[Stored dataset items]
※ ※ ※

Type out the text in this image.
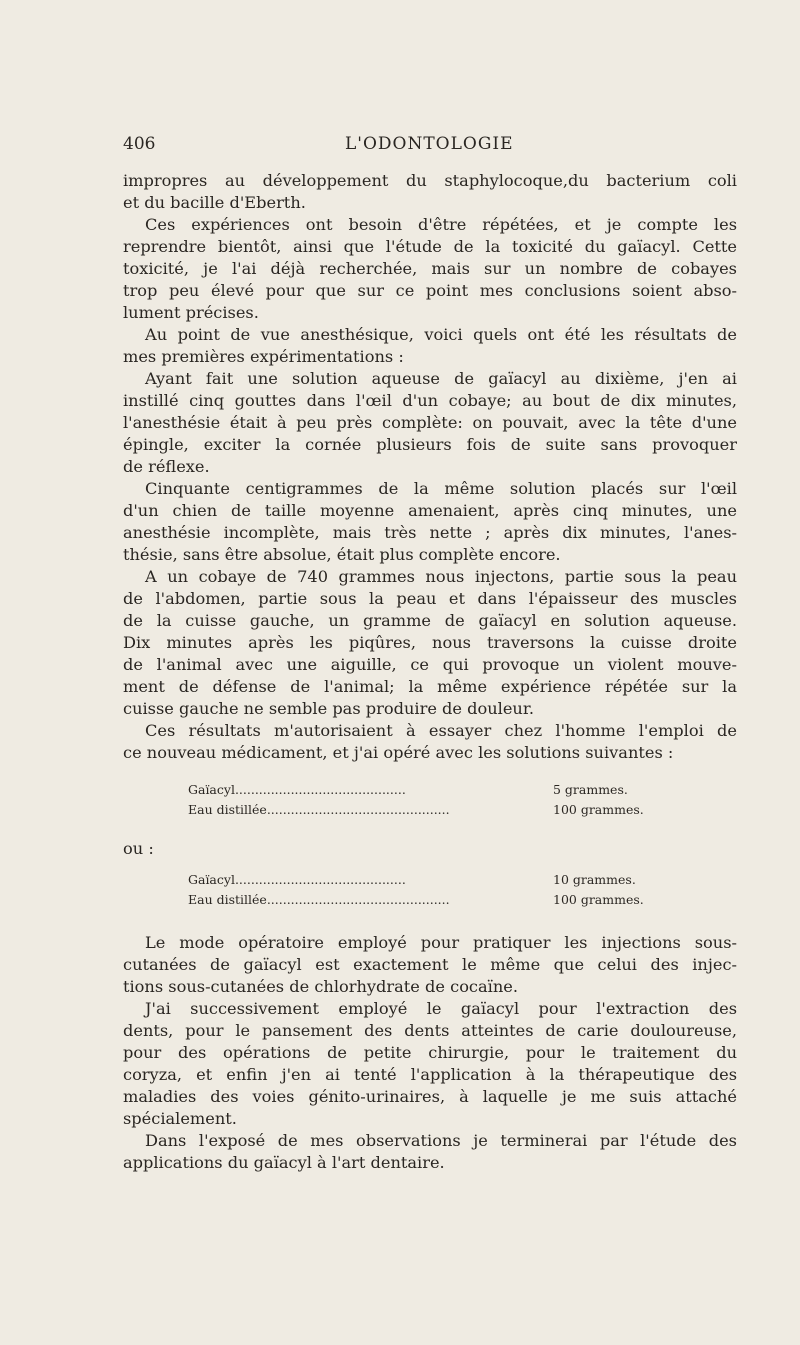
406	L'ODONTOLOGIE
impropres au développement du staphylocoque,du bacterium coli
et du bacille d'Eberth.
Ces expériences ont besoin d'être répétées, et je compte les
reprendre bientôt, ainsi que l'étude de la toxicité du gaïacyl. Cette
toxicité, je l'ai déjà recherchée, mais sur un nombre de cobayes
trop peu élevé pour que sur ce point mes conclusions soient abso-
lument précises.
Au point de vue anesthésique, voici quels ont été les résultats de
mes premières expérimentations :
Ayant fait une solution aqueuse de gaïacyl au dixième, j'en ai
instillé cinq gouttes dans l'œil d'un cobaye; au bout de dix minutes,
l'anesthésie était à peu près complète: on pouvait, avec la tête d'une
épingle, exciter la cornée plusieurs fois de suite sans provoquer
de réflexe.
Cinquante centigrammes de la même solution placés sur l'œil
d'un chien de taille moyenne amenaient, après cinq minutes, une
anesthésie incomplète, mais très nette ; après dix minutes, l'anes-
thésie, sans être absolue, était plus complète encore.
A un cobaye de 740 grammes nous injectons, partie sous la peau
de l'abdomen, partie sous la peau et dans l'épaisseur des muscles
de la cuisse gauche, un gramme de gaïacyl en solution aqueuse.
Dix minutes après les piqûres, nous traversons la cuisse droite
de l'animal avec une aiguille, ce qui provoque un violent mouve-
ment de défense de l'animal; la même expérience répétée sur la
cuisse gauche ne semble pas produire de douleur.
Ces résultats m'autorisaient à essayer chez l'homme l'emploi de
ce nouveau médicament, et j'ai opéré avec les solutions suivantes :
Gaïacyl...........................................	5 grammes.
Eau distillée..............................................	100 grammes.
ou :
Gaïacyl...........................................	10 grammes.
Eau distillée..............................................	100 grammes.
Le mode opératoire employé pour pratiquer les injections sous-
cutanées de gaïacyl est exactement le même que celui des injec-
tions sous-cutanées de chlorhydrate de cocaïne.
J'ai successivement employé le gaïacyl pour l'extraction des
dents, pour le pansement des dents atteintes de carie douloureuse,
pour des opérations de petite chirurgie, pour le traitement du
coryza, et enfin j'en ai tenté l'application à la thérapeutique des
maladies des voies génito-urinaires, à laquelle je me suis attaché
spécialement.
Dans l'exposé de mes observations je terminerai par l'étude des
applications du gaïacyl à l'art dentaire.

※ ※ ※

**Task prompt**
Each line of the entries above that contains "sous" is to be copied.

**Finished task**
A un cobaye de 740 grammes nous injectons, partie sous la peau
de l'abdomen, partie sous la peau et dans l'épaisseur des muscles
Le mode opératoire employé pour pratiquer les injections sous-
tions sous-cutanées de chlorhydrate de cocaïne.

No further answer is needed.